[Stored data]
===
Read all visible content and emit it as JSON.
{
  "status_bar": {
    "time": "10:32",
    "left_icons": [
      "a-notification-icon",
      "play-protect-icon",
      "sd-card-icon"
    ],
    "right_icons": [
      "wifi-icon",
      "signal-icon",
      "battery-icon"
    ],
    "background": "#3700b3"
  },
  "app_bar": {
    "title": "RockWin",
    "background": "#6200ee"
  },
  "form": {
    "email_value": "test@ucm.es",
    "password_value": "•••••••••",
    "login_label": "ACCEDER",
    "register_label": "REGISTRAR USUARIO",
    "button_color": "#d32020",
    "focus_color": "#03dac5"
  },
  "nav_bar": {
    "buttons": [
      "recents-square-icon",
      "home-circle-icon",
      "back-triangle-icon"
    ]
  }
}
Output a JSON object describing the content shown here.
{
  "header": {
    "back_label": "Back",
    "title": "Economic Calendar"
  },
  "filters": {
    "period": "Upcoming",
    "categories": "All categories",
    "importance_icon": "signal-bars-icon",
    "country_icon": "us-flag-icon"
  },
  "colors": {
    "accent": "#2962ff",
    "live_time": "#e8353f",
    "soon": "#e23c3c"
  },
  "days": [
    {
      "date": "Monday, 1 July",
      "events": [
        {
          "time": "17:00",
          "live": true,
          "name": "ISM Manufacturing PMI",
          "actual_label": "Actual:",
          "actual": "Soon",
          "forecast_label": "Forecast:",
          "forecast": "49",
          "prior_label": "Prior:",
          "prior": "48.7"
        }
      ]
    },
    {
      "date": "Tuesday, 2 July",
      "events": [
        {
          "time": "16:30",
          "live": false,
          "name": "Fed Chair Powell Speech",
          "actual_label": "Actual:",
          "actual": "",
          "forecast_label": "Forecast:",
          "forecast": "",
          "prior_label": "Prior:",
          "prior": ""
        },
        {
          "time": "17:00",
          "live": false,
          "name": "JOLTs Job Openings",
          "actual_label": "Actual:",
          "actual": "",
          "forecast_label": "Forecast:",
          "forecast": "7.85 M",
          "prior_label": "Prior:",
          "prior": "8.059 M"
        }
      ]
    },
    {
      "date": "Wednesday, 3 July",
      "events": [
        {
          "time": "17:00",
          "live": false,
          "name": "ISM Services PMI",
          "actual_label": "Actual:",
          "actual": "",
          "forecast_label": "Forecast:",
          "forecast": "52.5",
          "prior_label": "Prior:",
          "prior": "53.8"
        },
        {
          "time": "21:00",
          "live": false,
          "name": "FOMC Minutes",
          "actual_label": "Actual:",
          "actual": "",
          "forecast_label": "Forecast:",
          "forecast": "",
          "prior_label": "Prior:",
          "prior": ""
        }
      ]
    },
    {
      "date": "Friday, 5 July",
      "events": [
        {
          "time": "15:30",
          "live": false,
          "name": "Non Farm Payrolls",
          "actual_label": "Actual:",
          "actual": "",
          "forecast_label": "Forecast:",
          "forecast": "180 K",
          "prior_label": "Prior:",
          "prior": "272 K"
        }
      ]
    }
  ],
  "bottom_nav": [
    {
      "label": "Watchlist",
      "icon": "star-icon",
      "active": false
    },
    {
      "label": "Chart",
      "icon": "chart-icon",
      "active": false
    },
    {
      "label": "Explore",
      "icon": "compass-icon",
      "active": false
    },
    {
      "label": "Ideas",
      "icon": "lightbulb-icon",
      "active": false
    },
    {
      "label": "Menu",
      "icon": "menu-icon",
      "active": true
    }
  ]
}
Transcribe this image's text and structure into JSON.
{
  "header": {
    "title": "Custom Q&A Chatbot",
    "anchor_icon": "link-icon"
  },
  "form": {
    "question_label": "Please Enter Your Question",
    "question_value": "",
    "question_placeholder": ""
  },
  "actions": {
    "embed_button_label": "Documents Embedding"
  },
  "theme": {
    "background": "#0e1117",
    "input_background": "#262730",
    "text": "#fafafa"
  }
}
===
Pull out all lines containing the word "title" from the entries above.

    "title": "RockWin",
    "title": "Economic Calendar"
    "title": "Custom Q&A Chatbot",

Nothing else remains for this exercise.